(Extracted records)
%%

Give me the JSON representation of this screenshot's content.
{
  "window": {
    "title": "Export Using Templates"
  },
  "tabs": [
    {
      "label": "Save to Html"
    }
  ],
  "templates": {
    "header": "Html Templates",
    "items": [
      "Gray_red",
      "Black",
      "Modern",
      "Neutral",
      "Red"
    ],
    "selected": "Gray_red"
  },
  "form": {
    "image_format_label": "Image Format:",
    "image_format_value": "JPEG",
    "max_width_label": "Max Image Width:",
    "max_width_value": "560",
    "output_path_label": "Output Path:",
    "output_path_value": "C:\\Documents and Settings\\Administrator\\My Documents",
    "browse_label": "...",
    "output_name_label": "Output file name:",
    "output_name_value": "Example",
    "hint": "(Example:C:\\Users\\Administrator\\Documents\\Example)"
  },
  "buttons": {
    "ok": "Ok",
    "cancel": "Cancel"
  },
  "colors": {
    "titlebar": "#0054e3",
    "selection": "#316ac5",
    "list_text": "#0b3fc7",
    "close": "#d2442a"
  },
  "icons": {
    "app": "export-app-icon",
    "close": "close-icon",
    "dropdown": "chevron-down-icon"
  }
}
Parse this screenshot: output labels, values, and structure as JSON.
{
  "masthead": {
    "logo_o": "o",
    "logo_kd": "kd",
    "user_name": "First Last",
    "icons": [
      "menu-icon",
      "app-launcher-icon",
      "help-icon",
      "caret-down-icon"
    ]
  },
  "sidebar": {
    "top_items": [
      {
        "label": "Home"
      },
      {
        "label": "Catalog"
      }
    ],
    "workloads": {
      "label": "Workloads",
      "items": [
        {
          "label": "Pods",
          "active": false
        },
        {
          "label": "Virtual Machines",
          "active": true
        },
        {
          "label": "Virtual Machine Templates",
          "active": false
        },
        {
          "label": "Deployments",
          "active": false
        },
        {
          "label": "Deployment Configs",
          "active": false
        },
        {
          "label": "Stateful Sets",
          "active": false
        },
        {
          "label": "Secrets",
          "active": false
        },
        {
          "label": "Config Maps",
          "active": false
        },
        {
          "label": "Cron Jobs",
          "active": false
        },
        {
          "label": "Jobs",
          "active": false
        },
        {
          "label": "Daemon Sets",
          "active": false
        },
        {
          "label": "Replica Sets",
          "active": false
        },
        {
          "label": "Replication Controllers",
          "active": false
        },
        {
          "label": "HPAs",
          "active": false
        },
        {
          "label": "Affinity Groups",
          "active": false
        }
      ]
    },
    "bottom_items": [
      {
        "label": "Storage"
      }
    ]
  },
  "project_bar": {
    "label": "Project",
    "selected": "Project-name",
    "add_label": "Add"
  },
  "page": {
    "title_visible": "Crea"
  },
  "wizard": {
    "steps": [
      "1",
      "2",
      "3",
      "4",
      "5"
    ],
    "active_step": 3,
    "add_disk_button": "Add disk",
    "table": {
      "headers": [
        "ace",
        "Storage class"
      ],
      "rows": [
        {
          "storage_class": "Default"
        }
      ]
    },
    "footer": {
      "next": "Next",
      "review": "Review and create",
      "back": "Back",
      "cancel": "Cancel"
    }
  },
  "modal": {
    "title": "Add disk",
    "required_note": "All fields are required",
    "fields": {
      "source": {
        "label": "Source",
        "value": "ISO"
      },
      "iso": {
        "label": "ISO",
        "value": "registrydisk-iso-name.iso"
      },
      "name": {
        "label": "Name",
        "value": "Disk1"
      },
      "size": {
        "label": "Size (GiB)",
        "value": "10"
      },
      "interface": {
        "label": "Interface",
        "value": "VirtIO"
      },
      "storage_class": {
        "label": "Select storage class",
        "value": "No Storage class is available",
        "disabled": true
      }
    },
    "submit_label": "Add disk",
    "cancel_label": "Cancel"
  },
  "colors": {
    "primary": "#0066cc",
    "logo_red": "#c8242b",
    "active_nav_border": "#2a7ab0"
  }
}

%%

• WORK TO COMPLETE: Of the lines above, how many include the word "Documents"? Reply with the number alone.

• COMPLETED EXERCISE: 2